> [Stated problem]:
Write out every record in full, exactly as written, please.

Chart and figure data:
================================

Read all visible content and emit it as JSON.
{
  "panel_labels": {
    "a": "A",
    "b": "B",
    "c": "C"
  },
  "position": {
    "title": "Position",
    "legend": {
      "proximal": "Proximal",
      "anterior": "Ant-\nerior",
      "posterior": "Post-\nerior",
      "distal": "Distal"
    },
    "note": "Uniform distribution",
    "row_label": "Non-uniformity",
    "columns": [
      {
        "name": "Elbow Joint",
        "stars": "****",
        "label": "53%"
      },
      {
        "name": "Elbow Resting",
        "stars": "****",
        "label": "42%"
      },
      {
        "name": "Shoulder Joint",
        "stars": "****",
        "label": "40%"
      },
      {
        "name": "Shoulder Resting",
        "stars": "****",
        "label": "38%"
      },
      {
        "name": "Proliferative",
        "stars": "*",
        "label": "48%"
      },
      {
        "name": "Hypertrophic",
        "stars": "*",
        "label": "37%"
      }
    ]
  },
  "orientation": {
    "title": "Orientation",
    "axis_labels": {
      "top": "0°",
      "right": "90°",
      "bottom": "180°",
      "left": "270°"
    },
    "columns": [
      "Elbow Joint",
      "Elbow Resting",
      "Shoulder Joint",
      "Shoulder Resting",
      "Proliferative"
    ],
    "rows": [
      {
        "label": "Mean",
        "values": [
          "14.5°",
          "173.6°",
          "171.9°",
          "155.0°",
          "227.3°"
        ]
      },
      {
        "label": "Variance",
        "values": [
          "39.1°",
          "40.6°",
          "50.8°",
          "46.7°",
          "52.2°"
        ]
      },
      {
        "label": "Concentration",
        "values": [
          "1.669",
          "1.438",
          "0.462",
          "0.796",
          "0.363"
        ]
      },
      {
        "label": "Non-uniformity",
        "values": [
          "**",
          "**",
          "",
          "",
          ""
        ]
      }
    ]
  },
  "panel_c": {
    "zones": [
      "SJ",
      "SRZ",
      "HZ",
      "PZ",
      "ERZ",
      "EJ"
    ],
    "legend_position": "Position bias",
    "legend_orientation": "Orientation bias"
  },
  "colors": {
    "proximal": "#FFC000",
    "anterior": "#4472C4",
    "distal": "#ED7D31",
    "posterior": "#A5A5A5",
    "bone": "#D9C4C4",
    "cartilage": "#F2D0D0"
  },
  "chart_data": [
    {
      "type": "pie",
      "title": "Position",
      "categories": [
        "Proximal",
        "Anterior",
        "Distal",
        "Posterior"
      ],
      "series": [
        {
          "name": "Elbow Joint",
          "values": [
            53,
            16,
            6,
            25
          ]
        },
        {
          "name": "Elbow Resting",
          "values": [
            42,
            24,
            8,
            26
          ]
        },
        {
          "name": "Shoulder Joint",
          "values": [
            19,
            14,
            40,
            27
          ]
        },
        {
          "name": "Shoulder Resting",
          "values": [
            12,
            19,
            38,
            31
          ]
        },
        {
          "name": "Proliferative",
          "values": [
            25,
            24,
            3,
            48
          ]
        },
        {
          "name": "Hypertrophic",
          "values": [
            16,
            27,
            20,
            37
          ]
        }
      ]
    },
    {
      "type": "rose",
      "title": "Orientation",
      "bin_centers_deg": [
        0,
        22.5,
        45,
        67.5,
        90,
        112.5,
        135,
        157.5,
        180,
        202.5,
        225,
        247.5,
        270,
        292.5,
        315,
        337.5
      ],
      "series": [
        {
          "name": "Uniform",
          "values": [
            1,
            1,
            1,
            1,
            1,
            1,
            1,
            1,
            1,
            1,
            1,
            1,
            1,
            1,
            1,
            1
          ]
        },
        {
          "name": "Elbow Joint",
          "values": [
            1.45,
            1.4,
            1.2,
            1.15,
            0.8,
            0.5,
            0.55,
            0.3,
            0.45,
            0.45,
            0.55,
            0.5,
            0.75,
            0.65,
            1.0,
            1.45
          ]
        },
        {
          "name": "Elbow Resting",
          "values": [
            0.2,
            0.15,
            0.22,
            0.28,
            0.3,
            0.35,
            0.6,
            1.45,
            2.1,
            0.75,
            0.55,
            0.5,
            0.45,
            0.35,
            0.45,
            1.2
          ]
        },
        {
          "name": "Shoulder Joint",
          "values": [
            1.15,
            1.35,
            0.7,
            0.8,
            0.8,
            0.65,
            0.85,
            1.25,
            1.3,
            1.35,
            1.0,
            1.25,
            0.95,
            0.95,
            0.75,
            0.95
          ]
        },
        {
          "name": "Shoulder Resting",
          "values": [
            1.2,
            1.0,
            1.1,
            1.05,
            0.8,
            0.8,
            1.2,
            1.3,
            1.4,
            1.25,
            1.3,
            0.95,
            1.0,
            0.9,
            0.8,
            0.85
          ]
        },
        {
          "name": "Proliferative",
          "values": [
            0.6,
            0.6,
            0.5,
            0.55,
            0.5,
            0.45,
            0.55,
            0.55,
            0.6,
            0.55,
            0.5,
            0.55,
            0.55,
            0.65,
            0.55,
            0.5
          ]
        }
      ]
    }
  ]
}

================================

> [Full response]:
Read all visible content and emit it as JSON.
{
  "panel_labels": {
    "a": "A",
    "b": "B",
    "c": "C"
  },
  "position": {
    "title": "Position",
    "legend": {
      "proximal": "Proximal",
      "anterior": "Ant-\nerior",
      "posterior": "Post-\nerior",
      "distal": "Distal"
    },
    "note": "Uniform distribution",
    "row_label": "Non-uniformity",
    "columns": [
      {
        "name": "Elbow Joint",
        "stars": "****",
        "label": "53%"
      },
      {
        "name": "Elbow Resting",
        "stars": "****",
        "label": "42%"
      },
      {
        "name": "Shoulder Joint",
        "stars": "****",
        "label": "40%"
      },
      {
        "name": "Shoulder Resting",
        "stars": "****",
        "label": "38%"
      },
      {
        "name": "Proliferative",
        "stars": "*",
        "label": "48%"
      },
      {
        "name": "Hypertrophic",
        "stars": "*",
        "label": "37%"
      }
    ]
  },
  "orientation": {
    "title": "Orientation",
    "axis_labels": {
      "top": "0°",
      "right": "90°",
      "bottom": "180°",
      "left": "270°"
    },
    "columns": [
      "Elbow Joint",
      "Elbow Resting",
      "Shoulder Joint",
      "Shoulder Resting",
      "Proliferative"
    ],
    "rows": [
      {
        "label": "Mean",
        "values": [
          "14.5°",
          "173.6°",
          "171.9°",
          "155.0°",
          "227.3°"
        ]
      },
      {
        "label": "Variance",
        "values": [
          "39.1°",
          "40.6°",
          "50.8°",
          "46.7°",
          "52.2°"
        ]
      },
      {
        "label": "Concentration",
        "values": [
          "1.669",
          "1.438",
          "0.462",
          "0.796",
          "0.363"
        ]
      },
      {
        "label": "Non-uniformity",
        "values": [
          "**",
          "**",
          "",
          "",
          ""
        ]
      }
    ]
  },
  "panel_c": {
    "zones": [
      "SJ",
      "SRZ",
      "HZ",
      "PZ",
      "ERZ",
      "EJ"
    ],
    "legend_position": "Position bias",
    "legend_orientation": "Orientation bias"
  },
  "colors": {
    "proximal": "#FFC000",
    "anterior": "#4472C4",
    "distal": "#ED7D31",
    "posterior": "#A5A5A5",
    "bone": "#D9C4C4",
    "cartilage": "#F2D0D0"
  },
  "chart_data": [
    {
      "type": "pie",
      "title": "Position",
      "categories": [
        "Proximal",
        "Anterior",
        "Distal",
        "Posterior"
      ],
      "series": [
        {
          "name": "Elbow Joint",
          "values": [
            53,
            16,
            6,
            25
          ]
        },
        {
          "name": "Elbow Resting",
          "values": [
            42,
            24,
            8,
            26
          ]
        },
        {
          "name": "Shoulder Joint",
          "values": [
            19,
            14,
            40,
            27
          ]
        },
        {
          "name": "Shoulder Resting",
          "values": [
            12,
            19,
            38,
            31
          ]
        },
        {
          "name": "Proliferative",
          "values": [
            25,
            24,
            3,
            48
          ]
        },
        {
          "name": "Hypertrophic",
          "values": [
            16,
            27,
            20,
            37
          ]
        }
      ]
    },
    {
      "type": "rose",
      "title": "Orientation",
      "bin_centers_deg": [
        0,
        22.5,
        45,
        67.5,
        90,
        112.5,
        135,
        157.5,
        180,
        202.5,
        225,
        247.5,
        270,
        292.5,
        315,
        337.5
      ],
      "series": [
        {
          "name": "Uniform",
          "values": [
            1,
            1,
            1,
            1,
            1,
            1,
            1,
            1,
            1,
            1,
            1,
            1,
            1,
            1,
            1,
            1
          ]
        },
        {
          "name": "Elbow Joint",
          "values": [
            1.45,
            1.4,
            1.2,
            1.15,
            0.8,
            0.5,
            0.55,
            0.3,
            0.45,
            0.45,
            0.55,
            0.5,
            0.75,
            0.65,
            1.0,
            1.45
          ]
        },
        {
          "name": "Elbow Resting",
          "values": [
            0.2,
            0.15,
            0.22,
            0.28,
            0.3,
            0.35,
            0.6,
            1.45,
            2.1,
            0.75,
            0.55,
            0.5,
            0.45,
            0.35,
            0.45,
            1.2
          ]
        },
        {
          "name": "Shoulder Joint",
          "values": [
            1.15,
            1.35,
            0.7,
            0.8,
            0.8,
            0.65,
            0.85,
            1.25,
            1.3,
            1.35,
            1.0,
            1.25,
            0.95,
            0.95,
            0.75,
            0.95
          ]
        },
        {
          "name": "Shoulder Resting",
          "values": [
            1.2,
            1.0,
            1.1,
            1.05,
            0.8,
            0.8,
            1.2,
            1.3,
            1.4,
            1.25,
            1.3,
            0.95,
            1.0,
            0.9,
            0.8,
            0.85
          ]
        },
        {
          "name": "Proliferative",
          "values": [
            0.6,
            0.6,
            0.5,
            0.55,
            0.5,
            0.45,
            0.55,
            0.55,
            0.6,
            0.55,
            0.5,
            0.55,
            0.55,
            0.65,
            0.55,
            0.5
          ]
        }
      ]
    }
  ]
}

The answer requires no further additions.